>> begin

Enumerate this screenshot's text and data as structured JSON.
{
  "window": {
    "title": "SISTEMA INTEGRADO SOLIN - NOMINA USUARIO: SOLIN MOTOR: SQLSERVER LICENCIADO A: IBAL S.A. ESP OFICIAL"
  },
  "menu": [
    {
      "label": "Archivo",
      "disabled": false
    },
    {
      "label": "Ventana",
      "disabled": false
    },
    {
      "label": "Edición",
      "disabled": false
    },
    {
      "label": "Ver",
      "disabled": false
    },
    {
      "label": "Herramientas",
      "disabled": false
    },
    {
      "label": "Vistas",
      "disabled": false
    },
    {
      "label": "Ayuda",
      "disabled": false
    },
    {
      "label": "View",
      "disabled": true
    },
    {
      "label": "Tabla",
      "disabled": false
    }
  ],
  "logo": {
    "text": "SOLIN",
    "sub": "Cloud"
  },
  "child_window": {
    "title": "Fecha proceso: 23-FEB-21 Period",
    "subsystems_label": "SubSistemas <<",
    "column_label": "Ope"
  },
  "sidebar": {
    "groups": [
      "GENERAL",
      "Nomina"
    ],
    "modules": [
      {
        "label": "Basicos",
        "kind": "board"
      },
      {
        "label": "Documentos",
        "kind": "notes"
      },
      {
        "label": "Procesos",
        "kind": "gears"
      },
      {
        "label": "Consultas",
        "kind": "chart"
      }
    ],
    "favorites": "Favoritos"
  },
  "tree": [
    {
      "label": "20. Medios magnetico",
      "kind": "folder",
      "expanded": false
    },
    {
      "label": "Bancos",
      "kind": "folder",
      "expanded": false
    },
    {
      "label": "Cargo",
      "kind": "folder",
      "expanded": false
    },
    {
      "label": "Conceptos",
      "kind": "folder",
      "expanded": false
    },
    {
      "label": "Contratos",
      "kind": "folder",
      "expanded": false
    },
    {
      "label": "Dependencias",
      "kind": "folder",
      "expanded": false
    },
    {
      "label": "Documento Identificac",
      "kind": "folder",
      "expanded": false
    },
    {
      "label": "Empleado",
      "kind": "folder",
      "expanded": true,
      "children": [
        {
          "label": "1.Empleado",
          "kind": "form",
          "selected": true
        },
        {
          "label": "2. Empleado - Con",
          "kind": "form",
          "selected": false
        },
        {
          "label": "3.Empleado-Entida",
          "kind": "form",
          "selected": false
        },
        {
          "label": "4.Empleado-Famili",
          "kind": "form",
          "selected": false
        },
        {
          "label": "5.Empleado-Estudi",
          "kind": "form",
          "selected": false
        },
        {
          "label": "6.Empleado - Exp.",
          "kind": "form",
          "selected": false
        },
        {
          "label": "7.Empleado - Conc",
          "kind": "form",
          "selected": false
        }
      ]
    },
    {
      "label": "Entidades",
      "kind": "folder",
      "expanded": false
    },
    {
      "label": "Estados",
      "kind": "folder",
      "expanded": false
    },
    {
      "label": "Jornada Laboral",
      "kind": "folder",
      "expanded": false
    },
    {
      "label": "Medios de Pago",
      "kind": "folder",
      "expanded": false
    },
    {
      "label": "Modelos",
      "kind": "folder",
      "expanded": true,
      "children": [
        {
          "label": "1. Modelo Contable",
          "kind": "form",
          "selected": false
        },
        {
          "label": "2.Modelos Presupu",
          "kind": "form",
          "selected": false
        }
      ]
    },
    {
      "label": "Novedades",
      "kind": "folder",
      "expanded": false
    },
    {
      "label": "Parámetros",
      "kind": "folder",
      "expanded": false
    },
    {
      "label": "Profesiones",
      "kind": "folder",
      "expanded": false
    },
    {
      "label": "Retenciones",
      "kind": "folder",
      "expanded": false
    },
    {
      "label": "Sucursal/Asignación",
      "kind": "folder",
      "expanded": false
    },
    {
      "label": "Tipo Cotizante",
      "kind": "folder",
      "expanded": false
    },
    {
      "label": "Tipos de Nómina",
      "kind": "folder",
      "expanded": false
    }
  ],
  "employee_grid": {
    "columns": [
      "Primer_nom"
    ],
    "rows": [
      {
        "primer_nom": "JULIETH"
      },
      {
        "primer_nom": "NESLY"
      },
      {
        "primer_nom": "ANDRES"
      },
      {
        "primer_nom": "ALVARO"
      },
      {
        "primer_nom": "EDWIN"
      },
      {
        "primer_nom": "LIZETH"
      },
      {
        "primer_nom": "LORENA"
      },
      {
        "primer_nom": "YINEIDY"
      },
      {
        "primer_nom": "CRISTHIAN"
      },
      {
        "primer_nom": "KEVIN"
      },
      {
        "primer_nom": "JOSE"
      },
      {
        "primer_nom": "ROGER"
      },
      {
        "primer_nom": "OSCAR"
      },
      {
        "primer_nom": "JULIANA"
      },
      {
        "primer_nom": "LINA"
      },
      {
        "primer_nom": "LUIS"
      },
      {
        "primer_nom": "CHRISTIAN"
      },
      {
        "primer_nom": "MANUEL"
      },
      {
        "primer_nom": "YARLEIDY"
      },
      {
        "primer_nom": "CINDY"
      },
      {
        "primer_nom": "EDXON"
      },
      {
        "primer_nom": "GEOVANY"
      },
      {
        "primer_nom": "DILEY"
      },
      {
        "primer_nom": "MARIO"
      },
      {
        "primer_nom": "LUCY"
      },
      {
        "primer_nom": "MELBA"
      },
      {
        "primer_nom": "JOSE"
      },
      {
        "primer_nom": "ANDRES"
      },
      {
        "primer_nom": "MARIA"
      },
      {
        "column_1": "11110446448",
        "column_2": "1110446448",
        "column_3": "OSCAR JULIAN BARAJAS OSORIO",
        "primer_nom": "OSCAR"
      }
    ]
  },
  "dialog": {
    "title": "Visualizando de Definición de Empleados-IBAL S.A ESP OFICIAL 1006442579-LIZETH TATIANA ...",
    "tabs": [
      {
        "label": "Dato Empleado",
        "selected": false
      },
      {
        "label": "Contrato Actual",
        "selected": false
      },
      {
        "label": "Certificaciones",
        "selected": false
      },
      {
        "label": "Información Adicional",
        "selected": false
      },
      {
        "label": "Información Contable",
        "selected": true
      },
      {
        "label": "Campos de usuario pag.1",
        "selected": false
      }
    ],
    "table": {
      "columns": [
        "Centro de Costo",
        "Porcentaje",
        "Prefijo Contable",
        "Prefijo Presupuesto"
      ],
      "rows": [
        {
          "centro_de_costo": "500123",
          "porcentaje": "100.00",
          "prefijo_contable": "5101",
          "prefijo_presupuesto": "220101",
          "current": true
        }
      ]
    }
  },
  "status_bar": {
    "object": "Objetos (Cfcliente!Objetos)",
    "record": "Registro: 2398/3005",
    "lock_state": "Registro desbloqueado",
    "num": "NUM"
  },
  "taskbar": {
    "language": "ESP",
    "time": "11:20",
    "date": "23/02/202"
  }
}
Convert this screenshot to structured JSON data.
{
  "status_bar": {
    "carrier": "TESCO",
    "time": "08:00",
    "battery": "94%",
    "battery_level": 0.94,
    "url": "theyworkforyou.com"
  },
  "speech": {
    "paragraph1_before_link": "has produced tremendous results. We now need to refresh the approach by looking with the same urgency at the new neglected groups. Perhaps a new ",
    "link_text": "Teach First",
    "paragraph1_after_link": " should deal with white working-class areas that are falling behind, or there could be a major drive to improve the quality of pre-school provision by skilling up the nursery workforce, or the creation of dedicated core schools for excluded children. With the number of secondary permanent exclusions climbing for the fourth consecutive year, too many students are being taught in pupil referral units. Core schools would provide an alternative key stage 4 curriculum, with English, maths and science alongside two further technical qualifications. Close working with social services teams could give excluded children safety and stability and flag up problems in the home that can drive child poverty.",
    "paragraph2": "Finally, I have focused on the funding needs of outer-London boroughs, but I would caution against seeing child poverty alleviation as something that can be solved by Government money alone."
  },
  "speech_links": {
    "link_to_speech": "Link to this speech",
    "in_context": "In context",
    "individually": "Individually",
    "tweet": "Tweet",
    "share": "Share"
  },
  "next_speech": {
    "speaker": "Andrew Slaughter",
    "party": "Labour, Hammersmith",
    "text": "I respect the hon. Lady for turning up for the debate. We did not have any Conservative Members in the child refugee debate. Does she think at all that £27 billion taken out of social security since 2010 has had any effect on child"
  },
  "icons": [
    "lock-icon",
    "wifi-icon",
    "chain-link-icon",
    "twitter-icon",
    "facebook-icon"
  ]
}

>> end

From the records, copy every line that has the string "LIZETH" in it.

THE REPLY:
        "primer_nom": "LIZETH"
    "title": "Visualizando de Definición de Empleados-IBAL S.A ESP OFICIAL 1006442579-LIZETH TATIANA ...",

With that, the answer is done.